TASK:
Exactly as written, retype the listing below, omitting the pictures.

Dataset rows:
──────────────────────────────
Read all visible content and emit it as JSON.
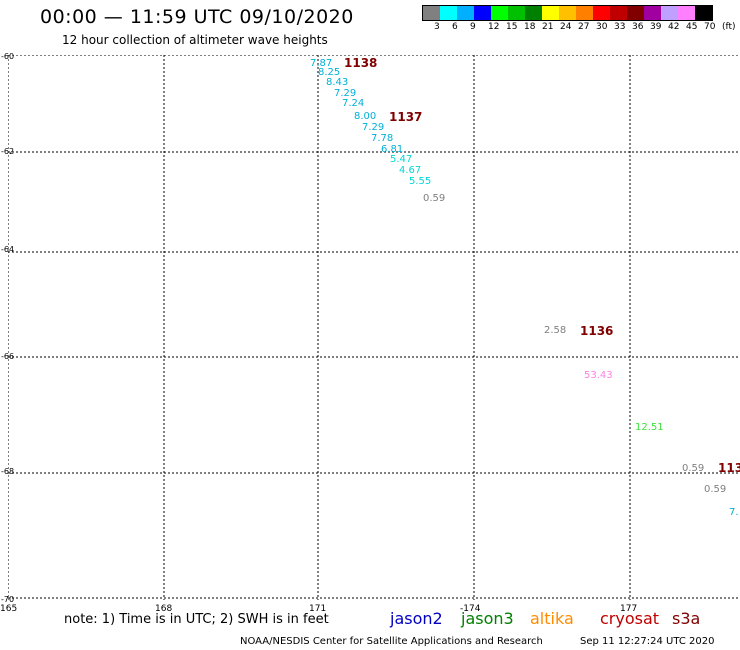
{
  "header": {
    "title": "00:00 — 11:59 UTC 09/10/2020",
    "subtitle": "12 hour collection of altimeter wave heights"
  },
  "legend": {
    "colors": [
      "#808080",
      "#00ffff",
      "#00b0ff",
      "#0000ff",
      "#00ff00",
      "#00c000",
      "#008000",
      "#ffff00",
      "#ffc000",
      "#ff8000",
      "#ff0000",
      "#c00000",
      "#800000",
      "#a000a0",
      "#c0a0ff",
      "#ff80ff",
      "#000000"
    ],
    "labels": [
      "3",
      "6",
      "9",
      "12",
      "15",
      "18",
      "21",
      "24",
      "27",
      "30",
      "33",
      "36",
      "39",
      "42",
      "45",
      "70",
      "(ft)"
    ]
  },
  "map": {
    "lat_labels": [
      "-60",
      "-62",
      "-64",
      "-66",
      "-68",
      "-70"
    ],
    "lon_labels": [
      "165",
      "168",
      "171",
      "-174",
      "177"
    ],
    "pass_labels": [
      {
        "text": "1138"
      },
      {
        "text": "1137"
      },
      {
        "text": "1136"
      },
      {
        "text": "113"
      }
    ],
    "observations": [
      {
        "text": "7.87",
        "color": "#00b0d8"
      },
      {
        "text": "8.25",
        "color": "#00b0d8"
      },
      {
        "text": "8.43",
        "color": "#00b0d8"
      },
      {
        "text": "7.29",
        "color": "#00b0d8"
      },
      {
        "text": "7.24",
        "color": "#00b0d8"
      },
      {
        "text": "8.00",
        "color": "#00b0d8"
      },
      {
        "text": "7.29",
        "color": "#00b0d8"
      },
      {
        "text": "7.78",
        "color": "#00b0d8"
      },
      {
        "text": "6.81",
        "color": "#00b0d8"
      },
      {
        "text": "5.47",
        "color": "#00d8d8"
      },
      {
        "text": "4.67",
        "color": "#00d8d8"
      },
      {
        "text": "5.55",
        "color": "#00d8d8"
      },
      {
        "text": "0.59",
        "color": "#808080"
      },
      {
        "text": "2.58",
        "color": "#808080"
      },
      {
        "text": "53.43",
        "color": "#ff80e0"
      },
      {
        "text": "12.51",
        "color": "#40e040"
      },
      {
        "text": "0.59",
        "color": "#808080"
      },
      {
        "text": "0.59",
        "color": "#808080"
      },
      {
        "text": "7.",
        "color": "#00b0d8"
      }
    ]
  },
  "footer": {
    "note": "note: 1) Time is in UTC; 2) SWH is in feet",
    "satellites": [
      {
        "name": "jason2",
        "color": "#0000c0"
      },
      {
        "name": "jason3",
        "color": "#008000"
      },
      {
        "name": "altika",
        "color": "#ff8c00"
      },
      {
        "name": "cryosat",
        "color": "#c00000"
      },
      {
        "name": "s3a",
        "color": "#800000"
      }
    ],
    "credit": "NOAA/NESDIS Center for Satellite Applications and Research",
    "timestamp": "Sep 11 12:27:24 UTC 2020"
  }
}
──────────────────────────────
RESULT BELOW:
Read all visible content and emit it as JSON.
{
  "header": {
    "title": "00:00 — 11:59 UTC 09/10/2020",
    "subtitle": "12 hour collection of altimeter wave heights"
  },
  "legend": {
    "colors": [
      "#808080",
      "#00ffff",
      "#00b0ff",
      "#0000ff",
      "#00ff00",
      "#00c000",
      "#008000",
      "#ffff00",
      "#ffc000",
      "#ff8000",
      "#ff0000",
      "#c00000",
      "#800000",
      "#a000a0",
      "#c0a0ff",
      "#ff80ff",
      "#000000"
    ],
    "labels": [
      "3",
      "6",
      "9",
      "12",
      "15",
      "18",
      "21",
      "24",
      "27",
      "30",
      "33",
      "36",
      "39",
      "42",
      "45",
      "70",
      "(ft)"
    ]
  },
  "map": {
    "lat_labels": [
      "-60",
      "-62",
      "-64",
      "-66",
      "-68",
      "-70"
    ],
    "lon_labels": [
      "165",
      "168",
      "171",
      "-174",
      "177"
    ],
    "pass_labels": [
      {
        "text": "1138"
      },
      {
        "text": "1137"
      },
      {
        "text": "1136"
      },
      {
        "text": "113"
      }
    ],
    "observations": [
      {
        "text": "7.87",
        "color": "#00b0d8"
      },
      {
        "text": "8.25",
        "color": "#00b0d8"
      },
      {
        "text": "8.43",
        "color": "#00b0d8"
      },
      {
        "text": "7.29",
        "color": "#00b0d8"
      },
      {
        "text": "7.24",
        "color": "#00b0d8"
      },
      {
        "text": "8.00",
        "color": "#00b0d8"
      },
      {
        "text": "7.29",
        "color": "#00b0d8"
      },
      {
        "text": "7.78",
        "color": "#00b0d8"
      },
      {
        "text": "6.81",
        "color": "#00b0d8"
      },
      {
        "text": "5.47",
        "color": "#00d8d8"
      },
      {
        "text": "4.67",
        "color": "#00d8d8"
      },
      {
        "text": "5.55",
        "color": "#00d8d8"
      },
      {
        "text": "0.59",
        "color": "#808080"
      },
      {
        "text": "2.58",
        "color": "#808080"
      },
      {
        "text": "53.43",
        "color": "#ff80e0"
      },
      {
        "text": "12.51",
        "color": "#40e040"
      },
      {
        "text": "0.59",
        "color": "#808080"
      },
      {
        "text": "0.59",
        "color": "#808080"
      },
      {
        "text": "7.",
        "color": "#00b0d8"
      }
    ]
  },
  "footer": {
    "note": "note: 1) Time is in UTC; 2) SWH is in feet",
    "satellites": [
      {
        "name": "jason2",
        "color": "#0000c0"
      },
      {
        "name": "jason3",
        "color": "#008000"
      },
      {
        "name": "altika",
        "color": "#ff8c00"
      },
      {
        "name": "cryosat",
        "color": "#c00000"
      },
      {
        "name": "s3a",
        "color": "#800000"
      }
    ],
    "credit": "NOAA/NESDIS Center for Satellite Applications and Research",
    "timestamp": "Sep 11 12:27:24 UTC 2020"
  }
}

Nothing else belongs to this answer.